Data excerpts:

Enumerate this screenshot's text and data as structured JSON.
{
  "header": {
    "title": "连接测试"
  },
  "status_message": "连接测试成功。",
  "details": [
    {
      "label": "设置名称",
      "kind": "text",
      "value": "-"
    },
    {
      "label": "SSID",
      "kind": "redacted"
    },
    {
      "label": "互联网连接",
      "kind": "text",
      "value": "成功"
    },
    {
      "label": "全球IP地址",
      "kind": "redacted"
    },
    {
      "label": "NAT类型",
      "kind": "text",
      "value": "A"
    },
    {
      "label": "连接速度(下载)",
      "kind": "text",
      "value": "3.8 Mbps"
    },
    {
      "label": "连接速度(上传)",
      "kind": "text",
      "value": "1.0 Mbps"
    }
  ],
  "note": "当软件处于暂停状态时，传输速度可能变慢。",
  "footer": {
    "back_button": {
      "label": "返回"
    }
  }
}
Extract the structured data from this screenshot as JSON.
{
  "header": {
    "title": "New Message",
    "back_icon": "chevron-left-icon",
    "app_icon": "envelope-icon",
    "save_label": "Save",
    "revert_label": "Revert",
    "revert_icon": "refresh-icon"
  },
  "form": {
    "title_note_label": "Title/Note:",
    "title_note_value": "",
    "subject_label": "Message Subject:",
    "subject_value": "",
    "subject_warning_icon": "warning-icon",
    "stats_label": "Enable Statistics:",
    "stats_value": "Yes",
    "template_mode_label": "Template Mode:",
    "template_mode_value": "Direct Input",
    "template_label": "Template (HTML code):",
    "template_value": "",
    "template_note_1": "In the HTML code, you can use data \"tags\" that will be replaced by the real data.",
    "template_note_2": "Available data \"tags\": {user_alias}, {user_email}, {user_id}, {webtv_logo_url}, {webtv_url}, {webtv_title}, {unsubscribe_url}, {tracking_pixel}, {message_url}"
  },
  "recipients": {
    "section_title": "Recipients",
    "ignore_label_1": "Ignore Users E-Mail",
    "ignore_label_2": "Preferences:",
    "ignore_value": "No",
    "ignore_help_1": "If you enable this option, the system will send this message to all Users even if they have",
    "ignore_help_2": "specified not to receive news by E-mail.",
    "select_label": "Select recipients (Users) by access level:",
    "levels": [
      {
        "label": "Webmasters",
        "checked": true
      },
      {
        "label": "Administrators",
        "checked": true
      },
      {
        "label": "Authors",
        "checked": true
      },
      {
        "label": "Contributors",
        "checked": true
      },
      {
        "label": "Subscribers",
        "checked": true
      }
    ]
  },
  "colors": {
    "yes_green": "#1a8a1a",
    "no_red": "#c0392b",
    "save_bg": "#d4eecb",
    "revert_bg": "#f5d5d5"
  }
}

» Written exercise
Each line must be given again exactly as written above.

» Answer to this task
Enumerate this screenshot's text and data as structured JSON.
{
  "header": {
    "title": "连接测试"
  },
  "status_message": "连接测试成功。",
  "details": [
    {
      "label": "设置名称",
      "kind": "text",
      "value": "-"
    },
    {
      "label": "SSID",
      "kind": "redacted"
    },
    {
      "label": "互联网连接",
      "kind": "text",
      "value": "成功"
    },
    {
      "label": "全球IP地址",
      "kind": "redacted"
    },
    {
      "label": "NAT类型",
      "kind": "text",
      "value": "A"
    },
    {
      "label": "连接速度(下载)",
      "kind": "text",
      "value": "3.8 Mbps"
    },
    {
      "label": "连接速度(上传)",
      "kind": "text",
      "value": "1.0 Mbps"
    }
  ],
  "note": "当软件处于暂停状态时，传输速度可能变慢。",
  "footer": {
    "back_button": {
      "label": "返回"
    }
  }
}
Extract the structured data from this screenshot as JSON.
{
  "header": {
    "title": "New Message",
    "back_icon": "chevron-left-icon",
    "app_icon": "envelope-icon",
    "save_label": "Save",
    "revert_label": "Revert",
    "revert_icon": "refresh-icon"
  },
  "form": {
    "title_note_label": "Title/Note:",
    "title_note_value": "",
    "subject_label": "Message Subject:",
    "subject_value": "",
    "subject_warning_icon": "warning-icon",
    "stats_label": "Enable Statistics:",
    "stats_value": "Yes",
    "template_mode_label": "Template Mode:",
    "template_mode_value": "Direct Input",
    "template_label": "Template (HTML code):",
    "template_value": "",
    "template_note_1": "In the HTML code, you can use data \"tags\" that will be replaced by the real data.",
    "template_note_2": "Available data \"tags\": {user_alias}, {user_email}, {user_id}, {webtv_logo_url}, {webtv_url}, {webtv_title}, {unsubscribe_url}, {tracking_pixel}, {message_url}"
  },
  "recipients": {
    "section_title": "Recipients",
    "ignore_label_1": "Ignore Users E-Mail",
    "ignore_label_2": "Preferences:",
    "ignore_value": "No",
    "ignore_help_1": "If you enable this option, the system will send this message to all Users even if they have",
    "ignore_help_2": "specified not to receive news by E-mail.",
    "select_label": "Select recipients (Users) by access level:",
    "levels": [
      {
        "label": "Webmasters",
        "checked": true
      },
      {
        "label": "Administrators",
        "checked": true
      },
      {
        "label": "Authors",
        "checked": true
      },
      {
        "label": "Contributors",
        "checked": true
      },
      {
        "label": "Subscribers",
        "checked": true
      }
    ]
  },
  "colors": {
    "yes_green": "#1a8a1a",
    "no_red": "#c0392b",
    "save_bg": "#d4eecb",
    "revert_bg": "#f5d5d5"
  }
}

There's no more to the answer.